▶ [Instruction]
From the line containing "What's the underlying" to the end of the data, retype every line exactly and nothing else. Drop the pictures.

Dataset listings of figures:
§

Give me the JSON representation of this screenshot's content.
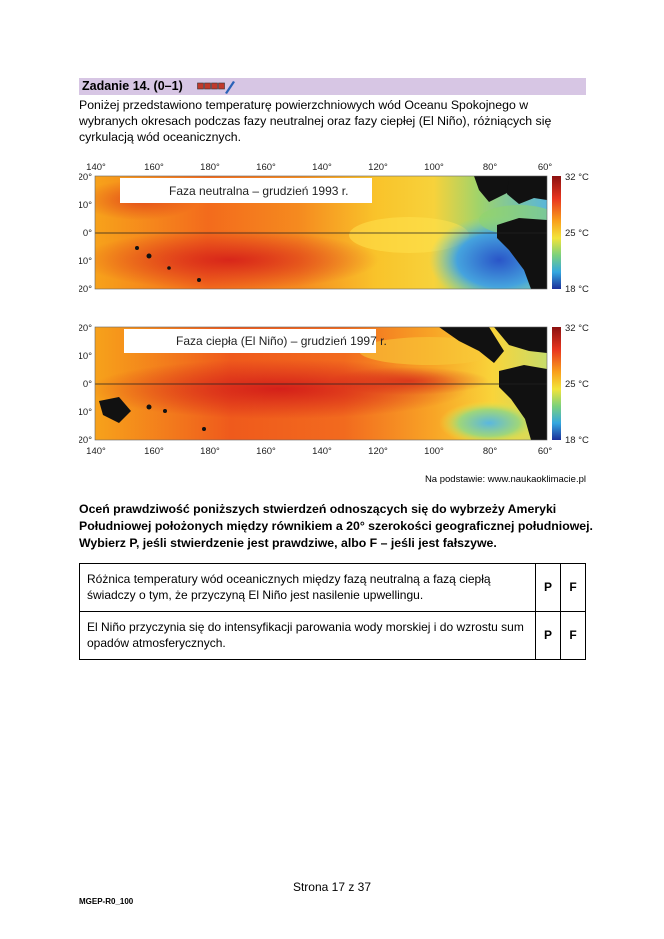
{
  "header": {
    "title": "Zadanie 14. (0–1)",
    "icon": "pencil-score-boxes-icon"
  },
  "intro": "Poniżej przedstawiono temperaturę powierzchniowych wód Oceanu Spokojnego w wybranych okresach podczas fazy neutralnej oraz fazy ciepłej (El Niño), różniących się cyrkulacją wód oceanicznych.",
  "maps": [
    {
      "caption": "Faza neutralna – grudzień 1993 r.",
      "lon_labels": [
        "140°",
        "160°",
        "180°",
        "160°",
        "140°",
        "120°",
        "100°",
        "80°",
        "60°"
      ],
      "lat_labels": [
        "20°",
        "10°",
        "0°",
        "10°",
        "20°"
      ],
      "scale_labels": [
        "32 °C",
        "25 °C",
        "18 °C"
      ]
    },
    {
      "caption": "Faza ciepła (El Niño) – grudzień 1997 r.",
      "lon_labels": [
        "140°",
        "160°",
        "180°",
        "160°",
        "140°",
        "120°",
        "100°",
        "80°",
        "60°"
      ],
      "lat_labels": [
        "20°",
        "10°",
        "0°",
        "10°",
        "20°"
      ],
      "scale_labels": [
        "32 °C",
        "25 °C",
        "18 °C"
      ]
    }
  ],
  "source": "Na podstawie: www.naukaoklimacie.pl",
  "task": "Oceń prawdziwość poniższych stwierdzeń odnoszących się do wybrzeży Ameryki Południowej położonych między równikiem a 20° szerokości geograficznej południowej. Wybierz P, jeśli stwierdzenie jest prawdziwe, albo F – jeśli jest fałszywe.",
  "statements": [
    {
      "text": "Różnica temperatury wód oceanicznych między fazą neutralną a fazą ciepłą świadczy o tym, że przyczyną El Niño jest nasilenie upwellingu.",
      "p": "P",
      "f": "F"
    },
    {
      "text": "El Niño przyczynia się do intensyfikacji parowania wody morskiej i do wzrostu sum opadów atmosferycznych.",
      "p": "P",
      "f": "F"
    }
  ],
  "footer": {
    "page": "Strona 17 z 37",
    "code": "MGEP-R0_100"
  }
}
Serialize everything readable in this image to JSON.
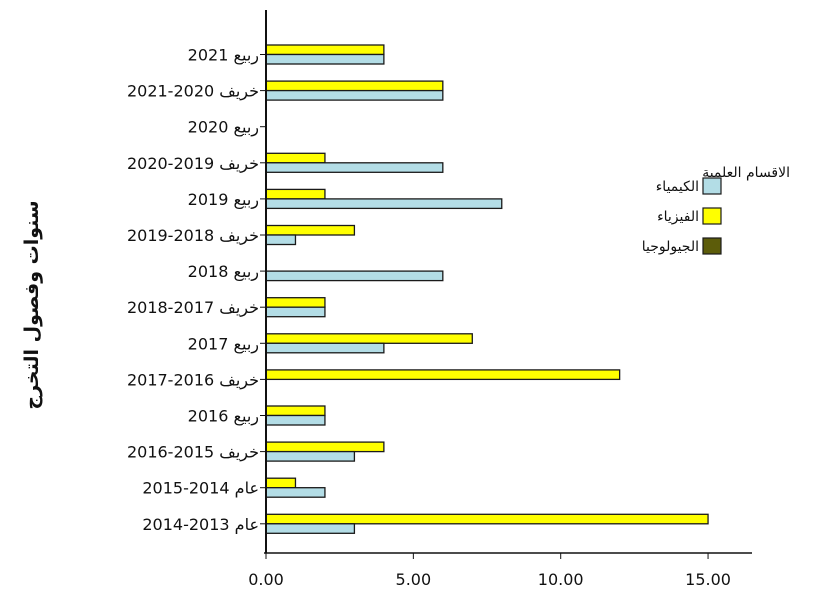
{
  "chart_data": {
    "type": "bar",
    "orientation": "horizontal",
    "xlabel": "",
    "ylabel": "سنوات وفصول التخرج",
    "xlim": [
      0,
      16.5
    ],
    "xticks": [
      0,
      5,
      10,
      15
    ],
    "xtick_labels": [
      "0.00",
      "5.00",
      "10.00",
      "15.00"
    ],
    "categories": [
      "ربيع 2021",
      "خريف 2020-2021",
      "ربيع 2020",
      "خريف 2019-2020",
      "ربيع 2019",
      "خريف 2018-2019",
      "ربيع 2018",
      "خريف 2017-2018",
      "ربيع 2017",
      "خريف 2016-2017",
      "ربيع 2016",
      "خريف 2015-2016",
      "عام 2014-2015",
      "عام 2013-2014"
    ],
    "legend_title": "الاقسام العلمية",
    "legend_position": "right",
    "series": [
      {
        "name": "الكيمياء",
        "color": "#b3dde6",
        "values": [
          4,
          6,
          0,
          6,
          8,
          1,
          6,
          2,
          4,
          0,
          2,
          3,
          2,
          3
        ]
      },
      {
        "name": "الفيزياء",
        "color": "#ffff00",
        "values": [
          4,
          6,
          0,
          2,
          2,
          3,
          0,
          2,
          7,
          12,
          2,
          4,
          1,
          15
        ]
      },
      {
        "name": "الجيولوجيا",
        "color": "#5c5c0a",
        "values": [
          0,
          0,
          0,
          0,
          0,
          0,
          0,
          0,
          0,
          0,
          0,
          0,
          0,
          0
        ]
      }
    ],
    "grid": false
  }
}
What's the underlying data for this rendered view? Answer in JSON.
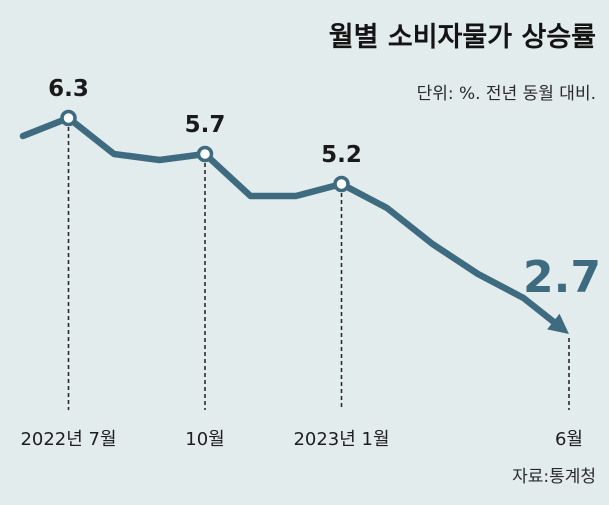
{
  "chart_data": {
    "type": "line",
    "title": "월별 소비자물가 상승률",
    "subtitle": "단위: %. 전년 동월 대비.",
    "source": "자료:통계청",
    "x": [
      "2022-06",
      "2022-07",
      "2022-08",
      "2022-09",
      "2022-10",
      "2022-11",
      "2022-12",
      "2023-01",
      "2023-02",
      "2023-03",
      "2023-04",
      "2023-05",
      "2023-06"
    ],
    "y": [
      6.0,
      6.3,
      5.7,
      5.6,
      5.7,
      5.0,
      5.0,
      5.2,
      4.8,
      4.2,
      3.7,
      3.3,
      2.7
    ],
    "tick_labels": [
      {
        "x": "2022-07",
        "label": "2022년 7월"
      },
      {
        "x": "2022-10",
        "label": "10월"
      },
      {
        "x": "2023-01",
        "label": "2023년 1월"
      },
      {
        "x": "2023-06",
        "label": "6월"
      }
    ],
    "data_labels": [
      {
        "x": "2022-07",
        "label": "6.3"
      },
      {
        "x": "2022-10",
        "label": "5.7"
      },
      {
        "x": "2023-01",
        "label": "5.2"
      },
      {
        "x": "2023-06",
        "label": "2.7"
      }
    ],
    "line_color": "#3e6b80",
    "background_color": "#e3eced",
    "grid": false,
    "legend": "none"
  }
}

§

▶ [Output of the task]
What's the underlying data for this rendered view? Answer in JSON.
{
  "chart_data": {
    "type": "line",
    "title": "월별 소비자물가 상승률",
    "subtitle": "단위: %. 전년 동월 대비.",
    "source": "자료:통계청",
    "x": [
      "2022-06",
      "2022-07",
      "2022-08",
      "2022-09",
      "2022-10",
      "2022-11",
      "2022-12",
      "2023-01",
      "2023-02",
      "2023-03",
      "2023-04",
      "2023-05",
      "2023-06"
    ],
    "y": [
      6.0,
      6.3,
      5.7,
      5.6,
      5.7,
      5.0,
      5.0,
      5.2,
      4.8,
      4.2,
      3.7,
      3.3,
      2.7
    ],
    "tick_labels": [
      {
        "x": "2022-07",
        "label": "2022년 7월"
      },
      {
        "x": "2022-10",
        "label": "10월"
      },
      {
        "x": "2023-01",
        "label": "2023년 1월"
      },
      {
        "x": "2023-06",
        "label": "6월"
      }
    ],
    "data_labels": [
      {
        "x": "2022-07",
        "label": "6.3"
      },
      {
        "x": "2022-10",
        "label": "5.7"
      },
      {
        "x": "2023-01",
        "label": "5.2"
      },
      {
        "x": "2023-06",
        "label": "2.7"
      }
    ],
    "line_color": "#3e6b80",
    "background_color": "#e3eced",
    "grid": false,
    "legend": "none"
  }
}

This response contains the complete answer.